* [TASK]
Retype all material exactly. Pictures stay out of the copy.

* [EXCERPTED RECORDS]
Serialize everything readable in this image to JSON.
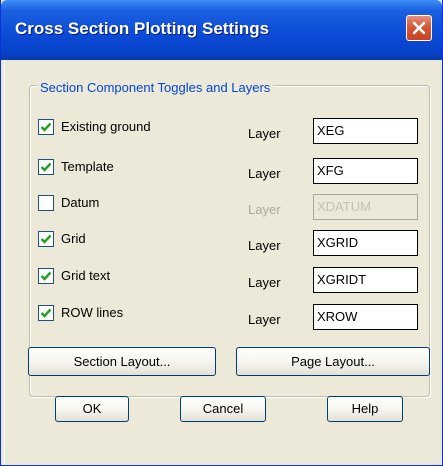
{
  "window": {
    "title": "Cross Section Plotting Settings",
    "close_icon": "close-x-icon"
  },
  "group": {
    "label": "Section Component Toggles and Layers"
  },
  "rows": [
    {
      "label": "Existing ground",
      "checked": true,
      "layer_label": "Layer",
      "layer_value": "XEG",
      "enabled": true
    },
    {
      "label": "Template",
      "checked": true,
      "layer_label": "Layer",
      "layer_value": "XFG",
      "enabled": true
    },
    {
      "label": "Datum",
      "checked": false,
      "layer_label": "Layer",
      "layer_value": "XDATUM",
      "enabled": false
    },
    {
      "label": "Grid",
      "checked": true,
      "layer_label": "Layer",
      "layer_value": "XGRID",
      "enabled": true
    },
    {
      "label": "Grid text",
      "checked": true,
      "layer_label": "Layer",
      "layer_value": "XGRIDT",
      "enabled": true
    },
    {
      "label": "ROW lines",
      "checked": true,
      "layer_label": "Layer",
      "layer_value": "XROW",
      "enabled": true
    }
  ],
  "buttons": {
    "section_layout": "Section Layout...",
    "page_layout": "Page Layout...",
    "ok": "OK",
    "cancel": "Cancel",
    "help": "Help"
  },
  "colors": {
    "titlebar": "#0a4ad6",
    "group_label": "#0046d5",
    "checkmark": "#21a121",
    "dialog_bg": "#ece9d8"
  }
}
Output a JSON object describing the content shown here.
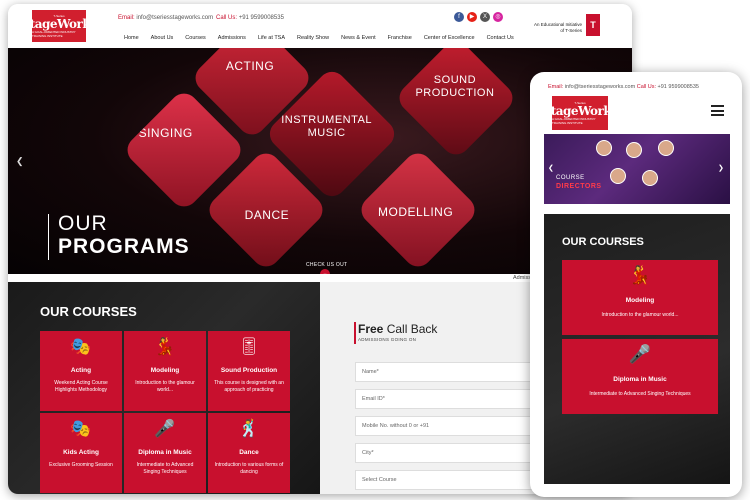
{
  "brand": {
    "logo_small": "T-Series",
    "logo_main": "StageWorks",
    "logo_tagline": "A GOAL-ORIENTED INDUSTRY TRAINING INSTITUTE",
    "edu_line": "An Educational Initiative of T-Series",
    "tseries_mark": "T"
  },
  "contact": {
    "email_label": "Email:",
    "email": "info@tseriesstageworks.com",
    "call_label": "Call Us:",
    "phone": "+91 9599008535"
  },
  "socials": [
    {
      "icon": "facebook-icon",
      "glyph": "f",
      "color": "#3b5998"
    },
    {
      "icon": "youtube-icon",
      "glyph": "▶",
      "color": "#e62117"
    },
    {
      "icon": "x-icon",
      "glyph": "X",
      "color": "#555555"
    },
    {
      "icon": "instagram-icon",
      "glyph": "◎",
      "color": "#d6249f"
    }
  ],
  "nav": [
    "Home",
    "About Us",
    "Courses",
    "Admissions",
    "Life at TSA",
    "Reality Show",
    "News & Event",
    "Franchise",
    "Center of Excellence",
    "Contact Us"
  ],
  "hero": {
    "programs": [
      "ACTING",
      "SOUND PRODUCTION",
      "SINGING",
      "INSTRUMENTAL MUSIC",
      "DANCE",
      "MODELLING"
    ],
    "headline_1": "OUR",
    "headline_2": "PROGRAMS",
    "cta": "CHECK US OUT",
    "ticker": "Admissio"
  },
  "courses": {
    "title": "OUR COURSES",
    "items": [
      {
        "icon": "acting-icon",
        "glyph": "🎭",
        "title": "Acting",
        "desc": "Weekend Acting Course Highlights Methodology"
      },
      {
        "icon": "modeling-icon",
        "glyph": "💃",
        "title": "Modeling",
        "desc": "Introduction to the glamour world..."
      },
      {
        "icon": "sound-production-icon",
        "glyph": "🎚",
        "title": "Sound Production",
        "desc": "This course is designed with an approach of practicing"
      },
      {
        "icon": "kids-acting-icon",
        "glyph": "🎭",
        "title": "Kids Acting",
        "desc": "Exclusive Grooming Session"
      },
      {
        "icon": "diploma-music-icon",
        "glyph": "🎤",
        "title": "Diploma in Music",
        "desc": "Intermediate to Advanced Singing Techniques"
      },
      {
        "icon": "dance-icon",
        "glyph": "🕺",
        "title": "Dance",
        "desc": "Introduction to various forms of dancing"
      }
    ]
  },
  "callback": {
    "title_bold": "Free",
    "title_rest": " Call Back",
    "subtitle": "ADMISSIONS GOING ON",
    "fields": [
      "Name*",
      "Email ID*",
      "Mobile No. without 0 or +91",
      "City*",
      "Select Course"
    ]
  },
  "mobile": {
    "contact": "Email: info@tseriesstageworks.com  Call Us: +91 9599008535",
    "banner_line1": "COURSE",
    "banner_line2": "DIRECTORS",
    "courses_title": "OUR COURSES",
    "cards": [
      {
        "icon": "modeling-icon",
        "glyph": "💃",
        "title": "Modeling",
        "desc": "Introduction to the glamour world..."
      },
      {
        "icon": "diploma-music-icon",
        "glyph": "🎤",
        "title": "Diploma in Music",
        "desc": "Intermediate to Advanced Singing Techniques"
      }
    ]
  },
  "colors": {
    "accent": "#c8102e",
    "dark": "#1a1a1a"
  }
}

* [EXERCISE ANSWER]
Serialize everything readable in this image to JSON.
{
  "window": {
    "title": "Cross Section Plotting Settings",
    "close_icon": "close-x-icon"
  },
  "group": {
    "label": "Section Component Toggles and Layers"
  },
  "rows": [
    {
      "label": "Existing ground",
      "checked": true,
      "layer_label": "Layer",
      "layer_value": "XEG",
      "enabled": true
    },
    {
      "label": "Template",
      "checked": true,
      "layer_label": "Layer",
      "layer_value": "XFG",
      "enabled": true
    },
    {
      "label": "Datum",
      "checked": false,
      "layer_label": "Layer",
      "layer_value": "XDATUM",
      "enabled": false
    },
    {
      "label": "Grid",
      "checked": true,
      "layer_label": "Layer",
      "layer_value": "XGRID",
      "enabled": true
    },
    {
      "label": "Grid text",
      "checked": true,
      "layer_label": "Layer",
      "layer_value": "XGRIDT",
      "enabled": true
    },
    {
      "label": "ROW lines",
      "checked": true,
      "layer_label": "Layer",
      "layer_value": "XROW",
      "enabled": true
    }
  ],
  "buttons": {
    "section_layout": "Section Layout...",
    "page_layout": "Page Layout...",
    "ok": "OK",
    "cancel": "Cancel",
    "help": "Help"
  },
  "colors": {
    "titlebar": "#0a4ad6",
    "group_label": "#0046d5",
    "checkmark": "#21a121",
    "dialog_bg": "#ece9d8"
  }
}
Output a JSON object describing the content shown here.
{
  "brand": {
    "logo_small": "T-Series",
    "logo_main": "StageWorks",
    "logo_tagline": "A GOAL-ORIENTED INDUSTRY TRAINING INSTITUTE",
    "edu_line": "An Educational Initiative of T-Series",
    "tseries_mark": "T"
  },
  "contact": {
    "email_label": "Email:",
    "email": "info@tseriesstageworks.com",
    "call_label": "Call Us:",
    "phone": "+91 9599008535"
  },
  "socials": [
    {
      "icon": "facebook-icon",
      "glyph": "f",
      "color": "#3b5998"
    },
    {
      "icon": "youtube-icon",
      "glyph": "▶",
      "color": "#e62117"
    },
    {
      "icon": "x-icon",
      "glyph": "X",
      "color": "#555555"
    },
    {
      "icon": "instagram-icon",
      "glyph": "◎",
      "color": "#d6249f"
    }
  ],
  "nav": [
    "Home",
    "About Us",
    "Courses",
    "Admissions",
    "Life at TSA",
    "Reality Show",
    "News & Event",
    "Franchise",
    "Center of Excellence",
    "Contact Us"
  ],
  "hero": {
    "programs": [
      "ACTING",
      "SOUND PRODUCTION",
      "SINGING",
      "INSTRUMENTAL MUSIC",
      "DANCE",
      "MODELLING"
    ],
    "headline_1": "OUR",
    "headline_2": "PROGRAMS",
    "cta": "CHECK US OUT",
    "ticker": "Admissio"
  },
  "courses": {
    "title": "OUR COURSES",
    "items": [
      {
        "icon": "acting-icon",
        "glyph": "🎭",
        "title": "Acting",
        "desc": "Weekend Acting Course Highlights Methodology"
      },
      {
        "icon": "modeling-icon",
        "glyph": "💃",
        "title": "Modeling",
        "desc": "Introduction to the glamour world..."
      },
      {
        "icon": "sound-production-icon",
        "glyph": "🎚",
        "title": "Sound Production",
        "desc": "This course is designed with an approach of practicing"
      },
      {
        "icon": "kids-acting-icon",
        "glyph": "🎭",
        "title": "Kids Acting",
        "desc": "Exclusive Grooming Session"
      },
      {
        "icon": "diploma-music-icon",
        "glyph": "🎤",
        "title": "Diploma in Music",
        "desc": "Intermediate to Advanced Singing Techniques"
      },
      {
        "icon": "dance-icon",
        "glyph": "🕺",
        "title": "Dance",
        "desc": "Introduction to various forms of dancing"
      }
    ]
  },
  "callback": {
    "title_bold": "Free",
    "title_rest": " Call Back",
    "subtitle": "ADMISSIONS GOING ON",
    "fields": [
      "Name*",
      "Email ID*",
      "Mobile No. without 0 or +91",
      "City*",
      "Select Course"
    ]
  },
  "mobile": {
    "contact": "Email: info@tseriesstageworks.com  Call Us: +91 9599008535",
    "banner_line1": "COURSE",
    "banner_line2": "DIRECTORS",
    "courses_title": "OUR COURSES",
    "cards": [
      {
        "icon": "modeling-icon",
        "glyph": "💃",
        "title": "Modeling",
        "desc": "Introduction to the glamour world..."
      },
      {
        "icon": "diploma-music-icon",
        "glyph": "🎤",
        "title": "Diploma in Music",
        "desc": "Intermediate to Advanced Singing Techniques"
      }
    ]
  },
  "colors": {
    "accent": "#c8102e",
    "dark": "#1a1a1a"
  }
}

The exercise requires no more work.